[DIRECTION] Return every line of the entries below verbatim, with nothing added, dropped, or altered.

[RAW RECORDS]
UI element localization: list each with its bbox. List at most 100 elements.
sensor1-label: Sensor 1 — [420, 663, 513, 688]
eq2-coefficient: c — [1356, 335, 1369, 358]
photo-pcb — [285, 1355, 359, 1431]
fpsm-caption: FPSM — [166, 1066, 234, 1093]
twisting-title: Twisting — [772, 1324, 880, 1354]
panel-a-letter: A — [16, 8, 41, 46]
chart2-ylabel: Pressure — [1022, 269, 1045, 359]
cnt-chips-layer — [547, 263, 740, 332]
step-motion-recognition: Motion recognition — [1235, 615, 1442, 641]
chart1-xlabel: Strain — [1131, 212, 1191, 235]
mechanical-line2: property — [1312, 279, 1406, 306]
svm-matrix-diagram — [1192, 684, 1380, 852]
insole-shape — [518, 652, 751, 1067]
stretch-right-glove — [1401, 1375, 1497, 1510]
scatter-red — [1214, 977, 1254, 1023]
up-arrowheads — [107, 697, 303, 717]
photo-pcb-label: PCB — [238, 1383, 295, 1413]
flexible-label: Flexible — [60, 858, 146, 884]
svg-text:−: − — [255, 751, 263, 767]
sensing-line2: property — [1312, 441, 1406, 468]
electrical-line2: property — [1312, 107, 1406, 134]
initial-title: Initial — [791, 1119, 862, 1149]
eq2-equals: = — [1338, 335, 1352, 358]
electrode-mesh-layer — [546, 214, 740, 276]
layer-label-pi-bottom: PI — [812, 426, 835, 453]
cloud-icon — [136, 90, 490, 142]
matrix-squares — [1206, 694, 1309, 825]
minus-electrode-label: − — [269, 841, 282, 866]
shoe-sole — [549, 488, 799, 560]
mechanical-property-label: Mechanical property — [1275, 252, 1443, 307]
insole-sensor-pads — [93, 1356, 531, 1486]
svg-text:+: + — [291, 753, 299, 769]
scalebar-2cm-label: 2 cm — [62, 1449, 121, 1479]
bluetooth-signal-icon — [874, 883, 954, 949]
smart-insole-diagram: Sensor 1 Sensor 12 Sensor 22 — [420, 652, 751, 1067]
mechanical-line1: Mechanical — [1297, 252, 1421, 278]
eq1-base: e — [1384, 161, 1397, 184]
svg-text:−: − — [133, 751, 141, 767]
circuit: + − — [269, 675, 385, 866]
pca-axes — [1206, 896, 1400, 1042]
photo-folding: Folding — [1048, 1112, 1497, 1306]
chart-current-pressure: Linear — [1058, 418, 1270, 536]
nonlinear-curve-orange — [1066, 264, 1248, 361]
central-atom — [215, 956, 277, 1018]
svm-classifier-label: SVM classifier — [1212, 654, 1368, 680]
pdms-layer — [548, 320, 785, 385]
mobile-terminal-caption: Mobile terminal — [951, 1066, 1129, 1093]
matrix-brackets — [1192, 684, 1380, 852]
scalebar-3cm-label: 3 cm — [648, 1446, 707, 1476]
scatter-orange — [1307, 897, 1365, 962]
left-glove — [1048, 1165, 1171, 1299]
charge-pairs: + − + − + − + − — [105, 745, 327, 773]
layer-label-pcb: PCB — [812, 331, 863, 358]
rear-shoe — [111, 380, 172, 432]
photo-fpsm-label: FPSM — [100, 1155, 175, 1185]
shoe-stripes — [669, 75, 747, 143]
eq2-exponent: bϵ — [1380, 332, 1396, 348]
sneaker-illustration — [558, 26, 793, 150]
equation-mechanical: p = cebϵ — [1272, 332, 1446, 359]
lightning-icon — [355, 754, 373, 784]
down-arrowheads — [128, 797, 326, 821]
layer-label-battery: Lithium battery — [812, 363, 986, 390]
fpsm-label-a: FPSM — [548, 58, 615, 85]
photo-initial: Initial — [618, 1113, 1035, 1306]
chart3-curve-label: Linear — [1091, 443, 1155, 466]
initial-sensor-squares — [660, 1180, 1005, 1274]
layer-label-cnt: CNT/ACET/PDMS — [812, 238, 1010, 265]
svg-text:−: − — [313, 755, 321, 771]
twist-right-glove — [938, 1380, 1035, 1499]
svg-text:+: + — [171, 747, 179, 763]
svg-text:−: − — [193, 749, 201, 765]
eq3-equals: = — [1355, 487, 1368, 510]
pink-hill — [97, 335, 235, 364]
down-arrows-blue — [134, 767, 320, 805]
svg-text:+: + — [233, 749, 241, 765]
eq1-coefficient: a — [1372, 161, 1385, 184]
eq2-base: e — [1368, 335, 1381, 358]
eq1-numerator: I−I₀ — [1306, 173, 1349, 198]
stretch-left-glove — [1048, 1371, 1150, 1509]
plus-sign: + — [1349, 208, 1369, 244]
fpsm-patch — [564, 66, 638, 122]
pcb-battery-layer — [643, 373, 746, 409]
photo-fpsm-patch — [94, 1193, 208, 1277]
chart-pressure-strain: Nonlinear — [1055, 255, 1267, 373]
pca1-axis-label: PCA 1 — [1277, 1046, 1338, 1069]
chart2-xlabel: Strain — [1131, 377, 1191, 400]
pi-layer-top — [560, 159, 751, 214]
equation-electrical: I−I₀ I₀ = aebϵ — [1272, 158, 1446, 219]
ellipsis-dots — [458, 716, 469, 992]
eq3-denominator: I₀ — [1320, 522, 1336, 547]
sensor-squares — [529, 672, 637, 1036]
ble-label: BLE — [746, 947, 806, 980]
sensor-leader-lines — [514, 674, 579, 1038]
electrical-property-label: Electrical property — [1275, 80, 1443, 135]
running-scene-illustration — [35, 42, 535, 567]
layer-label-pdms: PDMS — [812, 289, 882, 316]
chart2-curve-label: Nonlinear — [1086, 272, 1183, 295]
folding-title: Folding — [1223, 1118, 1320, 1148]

[IN RESPONSE]
UI element localization: list each with its bbox. List at most 100 elements.
sensor1-label: Sensor 1 — [420, 663, 513, 688]
eq2-coefficient: c — [1356, 335, 1369, 358]
photo-pcb — [285, 1355, 359, 1431]
fpsm-caption: FPSM — [166, 1066, 234, 1093]
twisting-title: Twisting — [772, 1324, 880, 1354]
panel-a-letter: A — [16, 8, 41, 46]
chart2-ylabel: Pressure — [1022, 269, 1045, 359]
cnt-chips-layer — [547, 263, 740, 332]
step-motion-recognition: Motion recognition — [1235, 615, 1442, 641]
chart1-xlabel: Strain — [1131, 212, 1191, 235]
mechanical-line2: property — [1312, 279, 1406, 306]
svm-matrix-diagram — [1192, 684, 1380, 852]
insole-shape — [518, 652, 751, 1067]
stretch-right-glove — [1401, 1375, 1497, 1510]
scatter-red — [1214, 977, 1254, 1023]
up-arrowheads — [107, 697, 303, 717]
photo-pcb-label: PCB — [238, 1383, 295, 1413]
flexible-label: Flexible — [60, 858, 146, 884]
svg-text:−: − — [255, 751, 263, 767]
sensing-line2: property — [1312, 441, 1406, 468]
electrical-line2: property — [1312, 107, 1406, 134]
initial-title: Initial — [791, 1119, 862, 1149]
eq2-equals: = — [1338, 335, 1352, 358]
electrode-mesh-layer — [546, 214, 740, 276]
layer-label-pi-bottom: PI — [812, 426, 835, 453]
cloud-icon — [136, 90, 490, 142]
matrix-squares — [1206, 694, 1309, 825]
minus-electrode-label: − — [269, 841, 282, 866]
shoe-sole — [549, 488, 799, 560]
mechanical-property-label: Mechanical property — [1275, 252, 1443, 307]
insole-sensor-pads — [93, 1356, 531, 1486]
svg-text:+: + — [291, 753, 299, 769]
scalebar-2cm-label: 2 cm — [62, 1449, 121, 1479]
bluetooth-signal-icon — [874, 883, 954, 949]
smart-insole-diagram: Sensor 1 Sensor 12 Sensor 22 — [420, 652, 751, 1067]
mechanical-line1: Mechanical — [1297, 252, 1421, 278]
eq1-base: e — [1384, 161, 1397, 184]
svg-text:−: − — [133, 751, 141, 767]
circuit: + − — [269, 675, 385, 866]
pca-axes — [1206, 896, 1400, 1042]
photo-folding: Folding — [1048, 1112, 1497, 1306]
chart-current-pressure: Linear — [1058, 418, 1270, 536]
nonlinear-curve-orange — [1066, 264, 1248, 361]
central-atom — [215, 956, 277, 1018]
svm-classifier-label: SVM classifier — [1212, 654, 1368, 680]
pdms-layer — [548, 320, 785, 385]
mobile-terminal-caption: Mobile terminal — [951, 1066, 1129, 1093]
matrix-brackets — [1192, 684, 1380, 852]
scalebar-3cm-label: 3 cm — [648, 1446, 707, 1476]
scatter-orange — [1307, 897, 1365, 962]
left-glove — [1048, 1165, 1171, 1299]
charge-pairs: + − + − + − + − — [105, 745, 327, 773]
layer-label-pcb: PCB — [812, 331, 863, 358]
rear-shoe — [111, 380, 172, 432]
photo-fpsm-label: FPSM — [100, 1155, 175, 1185]
shoe-stripes — [669, 75, 747, 143]
eq2-exponent: bϵ — [1380, 332, 1396, 348]
sneaker-illustration — [558, 26, 793, 150]
equation-mechanical: p = cebϵ — [1272, 332, 1446, 359]
lightning-icon — [355, 754, 373, 784]
down-arrowheads — [128, 797, 326, 821]
layer-label-battery: Lithium battery — [812, 363, 986, 390]
fpsm-label-a: FPSM — [548, 58, 615, 85]
photo-initial: Initial — [618, 1113, 1035, 1306]
chart3-curve-label: Linear — [1091, 443, 1155, 466]
initial-sensor-squares — [660, 1180, 1005, 1274]
layer-label-cnt: CNT/ACET/PDMS — [812, 238, 1010, 265]
svg-text:−: − — [313, 755, 321, 771]
twist-right-glove — [938, 1380, 1035, 1499]
svg-text:+: + — [171, 747, 179, 763]
svg-text:−: − — [193, 749, 201, 765]
eq3-equals: = — [1355, 487, 1368, 510]
pink-hill — [97, 335, 235, 364]
down-arrows-blue — [134, 767, 320, 805]
svg-text:+: + — [233, 749, 241, 765]
eq1-coefficient: a — [1372, 161, 1385, 184]
eq2-base: e — [1368, 335, 1381, 358]
eq1-numerator: I−I₀ — [1306, 173, 1349, 198]
stretch-left-glove — [1048, 1371, 1150, 1509]
plus-sign: + — [1349, 208, 1369, 244]
fpsm-patch — [564, 66, 638, 122]
pcb-battery-layer — [643, 373, 746, 409]
photo-fpsm-patch — [94, 1193, 208, 1277]
chart-pressure-strain: Nonlinear — [1055, 255, 1267, 373]
pca1-axis-label: PCA 1 — [1277, 1046, 1338, 1069]
chart2-xlabel: Strain — [1131, 377, 1191, 400]
pi-layer-top — [560, 159, 751, 214]
equation-electrical: I−I₀ I₀ = aebϵ — [1272, 158, 1446, 219]
ellipsis-dots — [458, 716, 469, 992]
eq3-denominator: I₀ — [1320, 522, 1336, 547]
sensor-squares — [529, 672, 637, 1036]
ble-label: BLE — [746, 947, 806, 980]
sensor-leader-lines — [514, 674, 579, 1038]
electrical-property-label: Electrical property — [1275, 80, 1443, 135]
running-scene-illustration — [35, 42, 535, 567]
layer-label-pdms: PDMS — [812, 289, 882, 316]
chart2-curve-label: Nonlinear — [1086, 272, 1183, 295]
folding-title: Folding — [1223, 1118, 1320, 1148]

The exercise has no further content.